◆ YOUR GOAL
Copy each line that contains the string "SEMESTER".

◆ WORKING DATA

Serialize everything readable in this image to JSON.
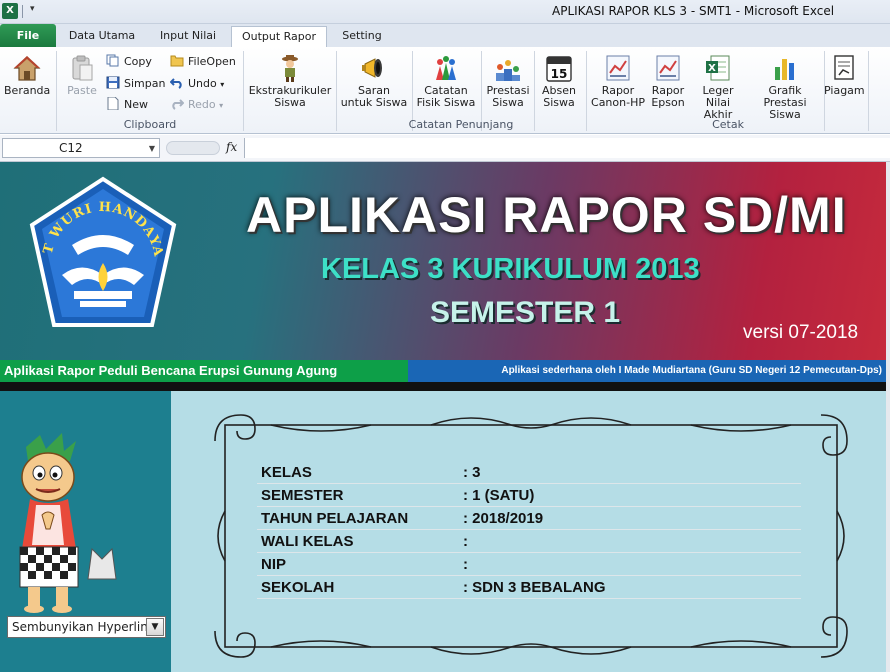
{
  "window": {
    "title": "APLIKASI RAPOR KLS 3 - SMT1  -  Microsoft Excel",
    "app_icon": "X"
  },
  "tabs": [
    {
      "label": "File"
    },
    {
      "label": "Data Utama"
    },
    {
      "label": "Input Nilai"
    },
    {
      "label": "Output Rapor"
    },
    {
      "label": "Setting"
    }
  ],
  "ribbon": {
    "beranda": "Beranda",
    "paste": "Paste",
    "copy": "Copy",
    "simpan": "Simpan",
    "new": "New",
    "fileopen": "FileOpen",
    "undo": "Undo",
    "redo": "Redo",
    "group_clipboard": "Clipboard",
    "ekstra_1": "Ekstrakurikuler",
    "ekstra_2": "Siswa",
    "saran_1": "Saran",
    "saran_2": "untuk Siswa",
    "catatan_1": "Catatan",
    "catatan_2": "Fisik Siswa",
    "prestasi_1": "Prestasi",
    "prestasi_2": "Siswa",
    "absen_1": "Absen",
    "absen_2": "Siswa",
    "group_catatan": "Catatan Penunjang",
    "canon_1": "Rapor",
    "canon_2": "Canon-HP",
    "epson_1": "Rapor",
    "epson_2": "Epson",
    "leger_1": "Leger",
    "leger_2": "Nilai Akhir",
    "grafik_1": "Grafik",
    "grafik_2": "Prestasi Siswa",
    "piagam": "Piagam",
    "group_cetak": "Cetak",
    "calendar_day": "15"
  },
  "formula_bar": {
    "cell_ref": "C12",
    "fx": "fx",
    "content": ""
  },
  "banner": {
    "title": "APLIKASI RAPOR SD/MI",
    "subtitle": "KELAS 3 KURIKULUM 2013",
    "semester": "SEMESTER 1",
    "version": "versi 07-2018",
    "logo_text": "TUT WURI HANDAYANI"
  },
  "strips": {
    "left": "Aplikasi Rapor Peduli Bencana Erupsi Gunung Agung",
    "right": "Aplikasi sederhana oleh I Made Mudiartana (Guru SD Negeri 12 Pemecutan-Dps)"
  },
  "hyperlink_select": {
    "value": "Sembunyikan Hyperlink"
  },
  "info": [
    {
      "label": "KELAS",
      "value": ": 3"
    },
    {
      "label": "SEMESTER",
      "value": ": 1 (SATU)"
    },
    {
      "label": "TAHUN PELAJARAN",
      "value": ": 2018/2019"
    },
    {
      "label": "WALI KELAS",
      "value": ":"
    },
    {
      "label": "NIP",
      "value": ":"
    },
    {
      "label": "SEKOLAH",
      "value": ": SDN 3 BEBALANG"
    }
  ],
  "colors": {
    "file_tab": "#1b7a3f",
    "banner_left": "#1f6f78",
    "banner_right": "#c62a3c",
    "strip_green": "#0d9f48",
    "strip_blue": "#1a66b5",
    "panel_teal": "#1d7f8f",
    "panel_light": "#b5dde6"
  }
}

◆ SOLUTION FOR THIS PROBLEM
    "semester": "SEMESTER 1",
      "label": "SEMESTER",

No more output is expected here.